SHORT EXERCISE
Reproduce the listing verbatim.

+ + + + +

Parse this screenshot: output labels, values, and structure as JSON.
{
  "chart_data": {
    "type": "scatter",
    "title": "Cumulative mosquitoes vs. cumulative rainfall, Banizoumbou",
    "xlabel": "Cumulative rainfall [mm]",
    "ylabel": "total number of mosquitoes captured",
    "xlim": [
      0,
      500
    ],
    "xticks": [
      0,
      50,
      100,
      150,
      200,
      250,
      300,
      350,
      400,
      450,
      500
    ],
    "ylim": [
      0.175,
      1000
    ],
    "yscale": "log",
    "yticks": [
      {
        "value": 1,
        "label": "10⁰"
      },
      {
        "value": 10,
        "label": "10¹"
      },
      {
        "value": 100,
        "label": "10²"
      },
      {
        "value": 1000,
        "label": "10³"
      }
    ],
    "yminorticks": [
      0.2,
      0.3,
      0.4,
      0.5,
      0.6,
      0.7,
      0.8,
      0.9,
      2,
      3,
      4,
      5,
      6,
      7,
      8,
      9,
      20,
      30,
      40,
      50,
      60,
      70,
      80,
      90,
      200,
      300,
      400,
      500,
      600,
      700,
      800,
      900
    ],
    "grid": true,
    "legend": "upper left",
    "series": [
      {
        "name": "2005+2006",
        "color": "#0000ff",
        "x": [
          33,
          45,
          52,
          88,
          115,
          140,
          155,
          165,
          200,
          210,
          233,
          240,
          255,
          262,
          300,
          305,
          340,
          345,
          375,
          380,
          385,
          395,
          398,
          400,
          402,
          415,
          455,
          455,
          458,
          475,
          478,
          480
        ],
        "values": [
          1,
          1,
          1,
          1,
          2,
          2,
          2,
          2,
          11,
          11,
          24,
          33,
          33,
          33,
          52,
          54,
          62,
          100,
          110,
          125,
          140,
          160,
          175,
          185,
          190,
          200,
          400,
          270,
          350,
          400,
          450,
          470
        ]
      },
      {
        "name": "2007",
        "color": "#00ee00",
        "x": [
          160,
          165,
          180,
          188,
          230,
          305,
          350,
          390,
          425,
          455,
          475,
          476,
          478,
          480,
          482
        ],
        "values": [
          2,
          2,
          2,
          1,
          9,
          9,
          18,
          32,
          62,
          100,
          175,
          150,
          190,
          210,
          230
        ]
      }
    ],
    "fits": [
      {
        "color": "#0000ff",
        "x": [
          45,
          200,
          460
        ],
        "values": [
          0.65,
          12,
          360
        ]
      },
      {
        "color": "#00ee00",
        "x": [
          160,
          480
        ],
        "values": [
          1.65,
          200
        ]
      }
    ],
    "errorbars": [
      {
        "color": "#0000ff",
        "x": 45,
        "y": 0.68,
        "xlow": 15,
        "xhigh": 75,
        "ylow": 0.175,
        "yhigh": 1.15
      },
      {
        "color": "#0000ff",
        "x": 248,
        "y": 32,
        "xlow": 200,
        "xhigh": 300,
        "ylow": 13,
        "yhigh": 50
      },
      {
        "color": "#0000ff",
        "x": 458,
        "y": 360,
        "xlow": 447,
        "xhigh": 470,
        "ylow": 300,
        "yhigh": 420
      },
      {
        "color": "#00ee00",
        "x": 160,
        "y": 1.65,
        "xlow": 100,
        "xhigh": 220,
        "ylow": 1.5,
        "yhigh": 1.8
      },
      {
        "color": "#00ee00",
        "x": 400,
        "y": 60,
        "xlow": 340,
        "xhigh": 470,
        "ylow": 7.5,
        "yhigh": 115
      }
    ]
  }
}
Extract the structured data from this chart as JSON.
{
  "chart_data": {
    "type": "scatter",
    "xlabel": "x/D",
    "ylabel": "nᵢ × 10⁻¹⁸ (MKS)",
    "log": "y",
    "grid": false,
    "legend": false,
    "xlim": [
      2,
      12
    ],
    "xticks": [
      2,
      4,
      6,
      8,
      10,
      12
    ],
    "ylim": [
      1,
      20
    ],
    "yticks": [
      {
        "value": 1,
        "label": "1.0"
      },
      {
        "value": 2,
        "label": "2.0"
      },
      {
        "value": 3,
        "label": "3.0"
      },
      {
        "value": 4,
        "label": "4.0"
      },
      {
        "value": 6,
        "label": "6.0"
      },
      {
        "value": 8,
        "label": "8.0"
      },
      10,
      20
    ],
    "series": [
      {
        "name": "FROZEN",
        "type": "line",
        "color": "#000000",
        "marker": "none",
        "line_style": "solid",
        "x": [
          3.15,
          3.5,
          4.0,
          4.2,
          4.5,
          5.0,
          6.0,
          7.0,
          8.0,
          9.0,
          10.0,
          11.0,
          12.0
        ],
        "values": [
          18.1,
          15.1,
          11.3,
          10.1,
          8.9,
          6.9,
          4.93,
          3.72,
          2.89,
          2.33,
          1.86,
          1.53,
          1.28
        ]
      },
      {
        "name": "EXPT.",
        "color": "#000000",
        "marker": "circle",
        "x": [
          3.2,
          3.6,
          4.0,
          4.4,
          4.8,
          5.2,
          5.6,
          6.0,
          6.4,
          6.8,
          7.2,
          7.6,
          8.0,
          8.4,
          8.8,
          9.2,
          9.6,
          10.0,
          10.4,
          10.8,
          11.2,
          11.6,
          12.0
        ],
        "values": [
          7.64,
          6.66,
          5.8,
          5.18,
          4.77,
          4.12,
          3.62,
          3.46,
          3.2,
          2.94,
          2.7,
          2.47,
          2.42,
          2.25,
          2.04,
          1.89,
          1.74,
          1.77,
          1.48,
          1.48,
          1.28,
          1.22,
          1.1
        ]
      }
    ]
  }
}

+ + + + +

CORRECT ANSWER
Parse this screenshot: output labels, values, and structure as JSON.
{
  "chart_data": {
    "type": "scatter",
    "title": "Cumulative mosquitoes vs. cumulative rainfall, Banizoumbou",
    "xlabel": "Cumulative rainfall [mm]",
    "ylabel": "total number of mosquitoes captured",
    "xlim": [
      0,
      500
    ],
    "xticks": [
      0,
      50,
      100,
      150,
      200,
      250,
      300,
      350,
      400,
      450,
      500
    ],
    "ylim": [
      0.175,
      1000
    ],
    "yscale": "log",
    "yticks": [
      {
        "value": 1,
        "label": "10⁰"
      },
      {
        "value": 10,
        "label": "10¹"
      },
      {
        "value": 100,
        "label": "10²"
      },
      {
        "value": 1000,
        "label": "10³"
      }
    ],
    "yminorticks": [
      0.2,
      0.3,
      0.4,
      0.5,
      0.6,
      0.7,
      0.8,
      0.9,
      2,
      3,
      4,
      5,
      6,
      7,
      8,
      9,
      20,
      30,
      40,
      50,
      60,
      70,
      80,
      90,
      200,
      300,
      400,
      500,
      600,
      700,
      800,
      900
    ],
    "grid": true,
    "legend": "upper left",
    "series": [
      {
        "name": "2005+2006",
        "color": "#0000ff",
        "x": [
          33,
          45,
          52,
          88,
          115,
          140,
          155,
          165,
          200,
          210,
          233,
          240,
          255,
          262,
          300,
          305,
          340,
          345,
          375,
          380,
          385,
          395,
          398,
          400,
          402,
          415,
          455,
          455,
          458,
          475,
          478,
          480
        ],
        "values": [
          1,
          1,
          1,
          1,
          2,
          2,
          2,
          2,
          11,
          11,
          24,
          33,
          33,
          33,
          52,
          54,
          62,
          100,
          110,
          125,
          140,
          160,
          175,
          185,
          190,
          200,
          400,
          270,
          350,
          400,
          450,
          470
        ]
      },
      {
        "name": "2007",
        "color": "#00ee00",
        "x": [
          160,
          165,
          180,
          188,
          230,
          305,
          350,
          390,
          425,
          455,
          475,
          476,
          478,
          480,
          482
        ],
        "values": [
          2,
          2,
          2,
          1,
          9,
          9,
          18,
          32,
          62,
          100,
          175,
          150,
          190,
          210,
          230
        ]
      }
    ],
    "fits": [
      {
        "color": "#0000ff",
        "x": [
          45,
          200,
          460
        ],
        "values": [
          0.65,
          12,
          360
        ]
      },
      {
        "color": "#00ee00",
        "x": [
          160,
          480
        ],
        "values": [
          1.65,
          200
        ]
      }
    ],
    "errorbars": [
      {
        "color": "#0000ff",
        "x": 45,
        "y": 0.68,
        "xlow": 15,
        "xhigh": 75,
        "ylow": 0.175,
        "yhigh": 1.15
      },
      {
        "color": "#0000ff",
        "x": 248,
        "y": 32,
        "xlow": 200,
        "xhigh": 300,
        "ylow": 13,
        "yhigh": 50
      },
      {
        "color": "#0000ff",
        "x": 458,
        "y": 360,
        "xlow": 447,
        "xhigh": 470,
        "ylow": 300,
        "yhigh": 420
      },
      {
        "color": "#00ee00",
        "x": 160,
        "y": 1.65,
        "xlow": 100,
        "xhigh": 220,
        "ylow": 1.5,
        "yhigh": 1.8
      },
      {
        "color": "#00ee00",
        "x": 400,
        "y": 60,
        "xlow": 340,
        "xhigh": 470,
        "ylow": 7.5,
        "yhigh": 115
      }
    ]
  }
}
Extract the structured data from this chart as JSON.
{
  "chart_data": {
    "type": "scatter",
    "xlabel": "x/D",
    "ylabel": "nᵢ × 10⁻¹⁸ (MKS)",
    "log": "y",
    "grid": false,
    "legend": false,
    "xlim": [
      2,
      12
    ],
    "xticks": [
      2,
      4,
      6,
      8,
      10,
      12
    ],
    "ylim": [
      1,
      20
    ],
    "yticks": [
      {
        "value": 1,
        "label": "1.0"
      },
      {
        "value": 2,
        "label": "2.0"
      },
      {
        "value": 3,
        "label": "3.0"
      },
      {
        "value": 4,
        "label": "4.0"
      },
      {
        "value": 6,
        "label": "6.0"
      },
      {
        "value": 8,
        "label": "8.0"
      },
      10,
      20
    ],
    "series": [
      {
        "name": "FROZEN",
        "type": "line",
        "color": "#000000",
        "marker": "none",
        "line_style": "solid",
        "x": [
          3.15,
          3.5,
          4.0,
          4.2,
          4.5,
          5.0,
          6.0,
          7.0,
          8.0,
          9.0,
          10.0,
          11.0,
          12.0
        ],
        "values": [
          18.1,
          15.1,
          11.3,
          10.1,
          8.9,
          6.9,
          4.93,
          3.72,
          2.89,
          2.33,
          1.86,
          1.53,
          1.28
        ]
      },
      {
        "name": "EXPT.",
        "color": "#000000",
        "marker": "circle",
        "x": [
          3.2,
          3.6,
          4.0,
          4.4,
          4.8,
          5.2,
          5.6,
          6.0,
          6.4,
          6.8,
          7.2,
          7.6,
          8.0,
          8.4,
          8.8,
          9.2,
          9.6,
          10.0,
          10.4,
          10.8,
          11.2,
          11.6,
          12.0
        ],
        "values": [
          7.64,
          6.66,
          5.8,
          5.18,
          4.77,
          4.12,
          3.62,
          3.46,
          3.2,
          2.94,
          2.7,
          2.47,
          2.42,
          2.25,
          2.04,
          1.89,
          1.74,
          1.77,
          1.48,
          1.48,
          1.28,
          1.22,
          1.1
        ]
      }
    ]
  }
}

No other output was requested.